Select the lines below containing the word "this".
**** Material for the task ****
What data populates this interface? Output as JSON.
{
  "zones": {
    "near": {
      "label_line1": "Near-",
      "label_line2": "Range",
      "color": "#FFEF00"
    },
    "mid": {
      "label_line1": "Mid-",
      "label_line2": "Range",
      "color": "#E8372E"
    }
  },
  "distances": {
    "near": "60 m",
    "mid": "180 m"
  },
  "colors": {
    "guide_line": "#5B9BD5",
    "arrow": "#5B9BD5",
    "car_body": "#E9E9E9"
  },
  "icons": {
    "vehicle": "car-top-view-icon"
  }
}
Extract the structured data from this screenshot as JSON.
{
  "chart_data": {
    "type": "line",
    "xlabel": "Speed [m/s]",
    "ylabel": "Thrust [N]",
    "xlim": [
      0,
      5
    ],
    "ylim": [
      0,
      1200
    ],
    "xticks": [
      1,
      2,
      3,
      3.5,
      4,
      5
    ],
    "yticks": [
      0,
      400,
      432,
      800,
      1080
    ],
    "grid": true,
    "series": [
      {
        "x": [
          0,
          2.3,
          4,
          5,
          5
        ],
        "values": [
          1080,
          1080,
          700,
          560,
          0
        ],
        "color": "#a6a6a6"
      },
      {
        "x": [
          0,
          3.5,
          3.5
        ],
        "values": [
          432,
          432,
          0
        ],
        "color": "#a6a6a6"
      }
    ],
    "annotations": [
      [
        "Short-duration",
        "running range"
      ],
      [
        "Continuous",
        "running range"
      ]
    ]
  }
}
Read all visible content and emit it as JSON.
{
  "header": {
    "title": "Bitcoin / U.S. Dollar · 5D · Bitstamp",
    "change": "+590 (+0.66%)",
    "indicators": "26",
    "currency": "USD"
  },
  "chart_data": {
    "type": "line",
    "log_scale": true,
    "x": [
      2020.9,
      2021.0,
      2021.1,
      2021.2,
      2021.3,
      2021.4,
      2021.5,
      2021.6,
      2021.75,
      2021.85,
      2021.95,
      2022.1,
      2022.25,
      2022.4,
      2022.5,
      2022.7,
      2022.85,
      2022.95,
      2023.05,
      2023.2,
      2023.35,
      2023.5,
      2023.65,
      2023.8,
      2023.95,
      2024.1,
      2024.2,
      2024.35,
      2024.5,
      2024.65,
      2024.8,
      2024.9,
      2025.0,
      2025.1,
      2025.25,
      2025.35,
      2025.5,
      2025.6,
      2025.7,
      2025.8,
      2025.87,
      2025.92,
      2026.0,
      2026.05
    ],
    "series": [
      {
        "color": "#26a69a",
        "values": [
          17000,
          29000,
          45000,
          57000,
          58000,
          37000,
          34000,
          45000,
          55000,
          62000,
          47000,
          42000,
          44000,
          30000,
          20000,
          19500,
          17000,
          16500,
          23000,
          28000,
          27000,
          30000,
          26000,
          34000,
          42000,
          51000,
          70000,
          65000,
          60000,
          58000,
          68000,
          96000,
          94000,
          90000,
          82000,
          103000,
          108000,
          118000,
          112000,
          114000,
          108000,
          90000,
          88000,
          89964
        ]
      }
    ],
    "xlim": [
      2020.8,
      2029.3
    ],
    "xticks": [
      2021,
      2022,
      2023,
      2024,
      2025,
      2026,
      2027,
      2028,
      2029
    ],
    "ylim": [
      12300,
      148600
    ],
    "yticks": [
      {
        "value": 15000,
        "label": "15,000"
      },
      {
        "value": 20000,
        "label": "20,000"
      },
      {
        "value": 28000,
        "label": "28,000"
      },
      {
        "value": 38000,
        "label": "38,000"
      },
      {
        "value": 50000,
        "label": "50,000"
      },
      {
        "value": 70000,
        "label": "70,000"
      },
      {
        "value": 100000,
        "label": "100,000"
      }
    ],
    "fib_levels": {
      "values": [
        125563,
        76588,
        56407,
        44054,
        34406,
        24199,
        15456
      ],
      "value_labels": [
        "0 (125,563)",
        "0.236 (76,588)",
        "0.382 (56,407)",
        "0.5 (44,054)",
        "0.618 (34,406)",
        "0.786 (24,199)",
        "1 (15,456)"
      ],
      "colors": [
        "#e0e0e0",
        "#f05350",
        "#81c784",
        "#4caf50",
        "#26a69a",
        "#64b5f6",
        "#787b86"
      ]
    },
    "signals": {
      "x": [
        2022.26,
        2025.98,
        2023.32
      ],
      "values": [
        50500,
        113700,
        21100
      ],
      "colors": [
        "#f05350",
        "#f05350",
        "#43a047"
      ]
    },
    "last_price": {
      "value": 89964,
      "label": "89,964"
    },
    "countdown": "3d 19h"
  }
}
****
Written solution:
What data populates this interface? Output as JSON.
Extract the structured data from this screenshot as JSON.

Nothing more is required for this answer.